- _Set task_:
Give the number of lines in the data that hold the word "Activate", and nothing else.

::::

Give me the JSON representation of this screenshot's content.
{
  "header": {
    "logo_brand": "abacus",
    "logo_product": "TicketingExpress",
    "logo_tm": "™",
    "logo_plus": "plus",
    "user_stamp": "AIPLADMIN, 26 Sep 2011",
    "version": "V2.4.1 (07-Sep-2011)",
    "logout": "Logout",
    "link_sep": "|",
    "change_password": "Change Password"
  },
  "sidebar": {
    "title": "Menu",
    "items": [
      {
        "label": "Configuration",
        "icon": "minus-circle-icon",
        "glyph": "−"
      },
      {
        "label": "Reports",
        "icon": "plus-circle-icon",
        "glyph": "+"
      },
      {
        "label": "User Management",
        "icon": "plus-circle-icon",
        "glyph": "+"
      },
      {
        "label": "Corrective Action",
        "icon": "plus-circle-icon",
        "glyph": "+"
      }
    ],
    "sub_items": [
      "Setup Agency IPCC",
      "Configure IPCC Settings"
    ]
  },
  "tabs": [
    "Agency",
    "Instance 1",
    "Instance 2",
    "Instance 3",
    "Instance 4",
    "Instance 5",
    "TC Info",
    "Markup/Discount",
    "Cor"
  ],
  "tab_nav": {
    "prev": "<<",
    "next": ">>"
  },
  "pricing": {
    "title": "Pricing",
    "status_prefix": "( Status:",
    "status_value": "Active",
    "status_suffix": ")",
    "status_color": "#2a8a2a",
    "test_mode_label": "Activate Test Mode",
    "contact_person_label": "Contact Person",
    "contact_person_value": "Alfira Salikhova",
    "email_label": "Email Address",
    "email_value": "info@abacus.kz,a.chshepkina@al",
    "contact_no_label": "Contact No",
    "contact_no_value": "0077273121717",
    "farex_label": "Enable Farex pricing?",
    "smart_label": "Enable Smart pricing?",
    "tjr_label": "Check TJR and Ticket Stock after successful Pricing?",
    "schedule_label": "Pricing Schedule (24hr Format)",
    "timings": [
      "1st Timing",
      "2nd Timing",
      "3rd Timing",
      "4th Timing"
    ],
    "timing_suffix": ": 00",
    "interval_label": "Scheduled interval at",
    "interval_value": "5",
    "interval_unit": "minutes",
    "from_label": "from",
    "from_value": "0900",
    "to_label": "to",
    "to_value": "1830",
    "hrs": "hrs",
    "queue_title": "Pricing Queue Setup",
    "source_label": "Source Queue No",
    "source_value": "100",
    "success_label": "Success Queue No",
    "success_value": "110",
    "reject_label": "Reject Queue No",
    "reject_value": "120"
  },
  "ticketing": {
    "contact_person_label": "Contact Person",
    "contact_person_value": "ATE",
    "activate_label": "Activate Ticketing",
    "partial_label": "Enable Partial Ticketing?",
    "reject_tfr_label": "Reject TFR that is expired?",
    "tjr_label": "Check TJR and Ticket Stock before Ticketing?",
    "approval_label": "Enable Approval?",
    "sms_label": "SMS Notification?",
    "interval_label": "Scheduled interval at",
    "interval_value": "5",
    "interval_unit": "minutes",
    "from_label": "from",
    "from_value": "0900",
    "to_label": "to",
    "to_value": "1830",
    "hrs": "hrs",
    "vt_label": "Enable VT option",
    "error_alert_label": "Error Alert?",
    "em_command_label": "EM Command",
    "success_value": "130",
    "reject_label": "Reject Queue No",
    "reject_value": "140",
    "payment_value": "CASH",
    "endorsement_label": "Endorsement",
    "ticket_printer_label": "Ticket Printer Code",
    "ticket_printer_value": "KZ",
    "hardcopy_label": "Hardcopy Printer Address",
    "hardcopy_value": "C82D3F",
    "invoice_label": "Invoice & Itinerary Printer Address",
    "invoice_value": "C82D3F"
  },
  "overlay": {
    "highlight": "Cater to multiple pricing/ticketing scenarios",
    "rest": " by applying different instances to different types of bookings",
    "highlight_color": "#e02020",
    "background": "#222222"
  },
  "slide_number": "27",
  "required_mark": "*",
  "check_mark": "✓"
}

::::

- _Correct answer_:
2